*INPUT ROWS*
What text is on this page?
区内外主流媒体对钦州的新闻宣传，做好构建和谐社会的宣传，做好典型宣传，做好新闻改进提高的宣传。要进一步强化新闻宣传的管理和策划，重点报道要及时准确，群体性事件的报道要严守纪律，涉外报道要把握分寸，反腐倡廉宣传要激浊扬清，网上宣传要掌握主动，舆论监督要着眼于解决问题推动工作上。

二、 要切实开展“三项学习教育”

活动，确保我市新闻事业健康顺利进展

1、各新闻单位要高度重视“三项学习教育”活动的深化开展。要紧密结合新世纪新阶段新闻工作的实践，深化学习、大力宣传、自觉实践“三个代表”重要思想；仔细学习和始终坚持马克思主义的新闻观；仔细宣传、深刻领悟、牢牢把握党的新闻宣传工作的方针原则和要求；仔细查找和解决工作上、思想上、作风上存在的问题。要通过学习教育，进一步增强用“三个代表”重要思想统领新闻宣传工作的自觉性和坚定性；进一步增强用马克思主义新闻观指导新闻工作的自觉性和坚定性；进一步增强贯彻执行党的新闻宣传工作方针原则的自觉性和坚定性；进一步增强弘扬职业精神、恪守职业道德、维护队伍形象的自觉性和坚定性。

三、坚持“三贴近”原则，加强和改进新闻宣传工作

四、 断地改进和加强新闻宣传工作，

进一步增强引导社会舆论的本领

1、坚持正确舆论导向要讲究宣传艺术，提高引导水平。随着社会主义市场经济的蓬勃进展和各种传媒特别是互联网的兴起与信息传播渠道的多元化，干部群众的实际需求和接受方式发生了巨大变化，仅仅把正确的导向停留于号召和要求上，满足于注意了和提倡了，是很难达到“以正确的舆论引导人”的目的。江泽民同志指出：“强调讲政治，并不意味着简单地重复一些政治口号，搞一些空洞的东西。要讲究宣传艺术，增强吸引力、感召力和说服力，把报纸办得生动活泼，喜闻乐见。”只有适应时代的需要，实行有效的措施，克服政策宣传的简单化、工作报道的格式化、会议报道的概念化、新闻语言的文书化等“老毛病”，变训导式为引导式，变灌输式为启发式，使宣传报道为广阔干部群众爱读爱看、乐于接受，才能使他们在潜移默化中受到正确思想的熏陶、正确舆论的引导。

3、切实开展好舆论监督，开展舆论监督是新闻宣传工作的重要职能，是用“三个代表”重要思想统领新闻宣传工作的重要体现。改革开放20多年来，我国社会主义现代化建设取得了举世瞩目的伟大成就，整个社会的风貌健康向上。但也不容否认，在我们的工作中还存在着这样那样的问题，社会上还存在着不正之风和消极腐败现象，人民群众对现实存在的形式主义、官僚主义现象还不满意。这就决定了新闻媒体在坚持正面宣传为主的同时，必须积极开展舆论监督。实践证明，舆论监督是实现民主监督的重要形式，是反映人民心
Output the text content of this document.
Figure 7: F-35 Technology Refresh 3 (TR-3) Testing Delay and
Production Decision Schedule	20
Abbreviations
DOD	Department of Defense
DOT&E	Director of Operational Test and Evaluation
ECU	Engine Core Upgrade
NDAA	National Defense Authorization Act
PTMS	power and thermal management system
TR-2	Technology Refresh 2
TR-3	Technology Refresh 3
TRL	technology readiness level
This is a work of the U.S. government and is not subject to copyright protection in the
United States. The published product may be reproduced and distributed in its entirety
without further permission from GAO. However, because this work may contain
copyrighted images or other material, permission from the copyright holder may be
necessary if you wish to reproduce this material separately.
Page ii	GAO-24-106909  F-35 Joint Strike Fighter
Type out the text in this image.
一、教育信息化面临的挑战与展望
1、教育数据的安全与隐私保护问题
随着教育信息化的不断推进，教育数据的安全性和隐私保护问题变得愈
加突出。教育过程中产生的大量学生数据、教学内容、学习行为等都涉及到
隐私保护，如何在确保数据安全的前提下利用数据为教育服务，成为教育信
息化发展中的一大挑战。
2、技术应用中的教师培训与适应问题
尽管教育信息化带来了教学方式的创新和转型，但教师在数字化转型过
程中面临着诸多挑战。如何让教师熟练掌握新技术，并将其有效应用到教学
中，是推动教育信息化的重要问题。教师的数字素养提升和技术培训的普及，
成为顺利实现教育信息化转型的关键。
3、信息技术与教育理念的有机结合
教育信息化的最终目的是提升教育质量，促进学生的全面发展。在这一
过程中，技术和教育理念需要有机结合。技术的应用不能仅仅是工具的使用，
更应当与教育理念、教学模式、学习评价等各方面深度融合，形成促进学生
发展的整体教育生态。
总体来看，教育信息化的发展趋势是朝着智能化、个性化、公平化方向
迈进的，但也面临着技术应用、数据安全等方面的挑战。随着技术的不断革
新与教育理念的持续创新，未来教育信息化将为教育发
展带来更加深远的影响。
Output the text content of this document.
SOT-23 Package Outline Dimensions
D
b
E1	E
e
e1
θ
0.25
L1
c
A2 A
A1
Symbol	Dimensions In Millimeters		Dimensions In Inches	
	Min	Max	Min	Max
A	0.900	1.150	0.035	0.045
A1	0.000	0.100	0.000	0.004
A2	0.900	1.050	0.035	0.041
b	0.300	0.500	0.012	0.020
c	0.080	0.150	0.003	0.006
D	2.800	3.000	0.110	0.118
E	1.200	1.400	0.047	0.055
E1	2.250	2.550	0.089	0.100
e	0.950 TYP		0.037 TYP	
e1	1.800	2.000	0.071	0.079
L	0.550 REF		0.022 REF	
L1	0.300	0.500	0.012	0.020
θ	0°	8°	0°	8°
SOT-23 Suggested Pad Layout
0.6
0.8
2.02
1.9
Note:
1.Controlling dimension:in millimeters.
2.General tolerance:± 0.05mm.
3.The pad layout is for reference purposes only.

*EXERCISE BRIEF*
Take the listing above and set it down exactly.

*ANSWER*
What text is on this page?
区内外主流媒体对钦州的新闻宣传，做好构建和谐社会的宣传，做好典型宣传，做好新闻改进提高的宣传。要进一步强化新闻宣传的管理和策划，重点报道要及时准确，群体性事件的报道要严守纪律，涉外报道要把握分寸，反腐倡廉宣传要激浊扬清，网上宣传要掌握主动，舆论监督要着眼于解决问题推动工作上。

二、 要切实开展“三项学习教育”

活动，确保我市新闻事业健康顺利进展

1、各新闻单位要高度重视“三项学习教育”活动的深化开展。要紧密结合新世纪新阶段新闻工作的实践，深化学习、大力宣传、自觉实践“三个代表”重要思想；仔细学习和始终坚持马克思主义的新闻观；仔细宣传、深刻领悟、牢牢把握党的新闻宣传工作的方针原则和要求；仔细查找和解决工作上、思想上、作风上存在的问题。要通过学习教育，进一步增强用“三个代表”重要思想统领新闻宣传工作的自觉性和坚定性；进一步增强用马克思主义新闻观指导新闻工作的自觉性和坚定性；进一步增强贯彻执行党的新闻宣传工作方针原则的自觉性和坚定性；进一步增强弘扬职业精神、恪守职业道德、维护队伍形象的自觉性和坚定性。

三、坚持“三贴近”原则，加强和改进新闻宣传工作

四、 断地改进和加强新闻宣传工作，

进一步增强引导社会舆论的本领

1、坚持正确舆论导向要讲究宣传艺术，提高引导水平。随着社会主义市场经济的蓬勃进展和各种传媒特别是互联网的兴起与信息传播渠道的多元化，干部群众的实际需求和接受方式发生了巨大变化，仅仅把正确的导向停留于号召和要求上，满足于注意了和提倡了，是很难达到“以正确的舆论引导人”的目的。江泽民同志指出：“强调讲政治，并不意味着简单地重复一些政治口号，搞一些空洞的东西。要讲究宣传艺术，增强吸引力、感召力和说服力，把报纸办得生动活泼，喜闻乐见。”只有适应时代的需要，实行有效的措施，克服政策宣传的简单化、工作报道的格式化、会议报道的概念化、新闻语言的文书化等“老毛病”，变训导式为引导式，变灌输式为启发式，使宣传报道为广阔干部群众爱读爱看、乐于接受，才能使他们在潜移默化中受到正确思想的熏陶、正确舆论的引导。

3、切实开展好舆论监督，开展舆论监督是新闻宣传工作的重要职能，是用“三个代表”重要思想统领新闻宣传工作的重要体现。改革开放20多年来，我国社会主义现代化建设取得了举世瞩目的伟大成就，整个社会的风貌健康向上。但也不容否认，在我们的工作中还存在着这样那样的问题，社会上还存在着不正之风和消极腐败现象，人民群众对现实存在的形式主义、官僚主义现象还不满意。这就决定了新闻媒体在坚持正面宣传为主的同时，必须积极开展舆论监督。实践证明，舆论监督是实现民主监督的重要形式，是反映人民心
Output the text content of this document.
Figure 7: F-35 Technology Refresh 3 (TR-3) Testing Delay and
Production Decision Schedule	20
Abbreviations
DOD	Department of Defense
DOT&E	Director of Operational Test and Evaluation
ECU	Engine Core Upgrade
NDAA	National Defense Authorization Act
PTMS	power and thermal management system
TR-2	Technology Refresh 2
TR-3	Technology Refresh 3
TRL	technology readiness level
This is a work of the U.S. government and is not subject to copyright protection in the
United States. The published product may be reproduced and distributed in its entirety
without further permission from GAO. However, because this work may contain
copyrighted images or other material, permission from the copyright holder may be
necessary if you wish to reproduce this material separately.
Page ii	GAO-24-106909  F-35 Joint Strike Fighter
Type out the text in this image.
一、教育信息化面临的挑战与展望
1、教育数据的安全与隐私保护问题
随着教育信息化的不断推进，教育数据的安全性和隐私保护问题变得愈
加突出。教育过程中产生的大量学生数据、教学内容、学习行为等都涉及到
隐私保护，如何在确保数据安全的前提下利用数据为教育服务，成为教育信
息化发展中的一大挑战。
2、技术应用中的教师培训与适应问题
尽管教育信息化带来了教学方式的创新和转型，但教师在数字化转型过
程中面临着诸多挑战。如何让教师熟练掌握新技术，并将其有效应用到教学
中，是推动教育信息化的重要问题。教师的数字素养提升和技术培训的普及，
成为顺利实现教育信息化转型的关键。
3、信息技术与教育理念的有机结合
教育信息化的最终目的是提升教育质量，促进学生的全面发展。在这一
过程中，技术和教育理念需要有机结合。技术的应用不能仅仅是工具的使用，
更应当与教育理念、教学模式、学习评价等各方面深度融合，形成促进学生
发展的整体教育生态。
总体来看，教育信息化的发展趋势是朝着智能化、个性化、公平化方向
迈进的，但也面临着技术应用、数据安全等方面的挑战。随着技术的不断革
新与教育理念的持续创新，未来教育信息化将为教育发
展带来更加深远的影响。
Output the text content of this document.
SOT-23 Package Outline Dimensions
D
b
E1	E
e
e1
θ
0.25
L1
c
A2 A
A1
Symbol	Dimensions In Millimeters		Dimensions In Inches	
	Min	Max	Min	Max
A	0.900	1.150	0.035	0.045
A1	0.000	0.100	0.000	0.004
A2	0.900	1.050	0.035	0.041
b	0.300	0.500	0.012	0.020
c	0.080	0.150	0.003	0.006
D	2.800	3.000	0.110	0.118
E	1.200	1.400	0.047	0.055
E1	2.250	2.550	0.089	0.100
e	0.950 TYP		0.037 TYP	
e1	1.800	2.000	0.071	0.079
L	0.550 REF		0.022 REF	
L1	0.300	0.500	0.012	0.020
θ	0°	8°	0°	8°
SOT-23 Suggested Pad Layout
0.6
0.8
2.02
1.9
Note:
1.Controlling dimension:in millimeters.
2.General tolerance:± 0.05mm.
3.The pad layout is for reference purposes only.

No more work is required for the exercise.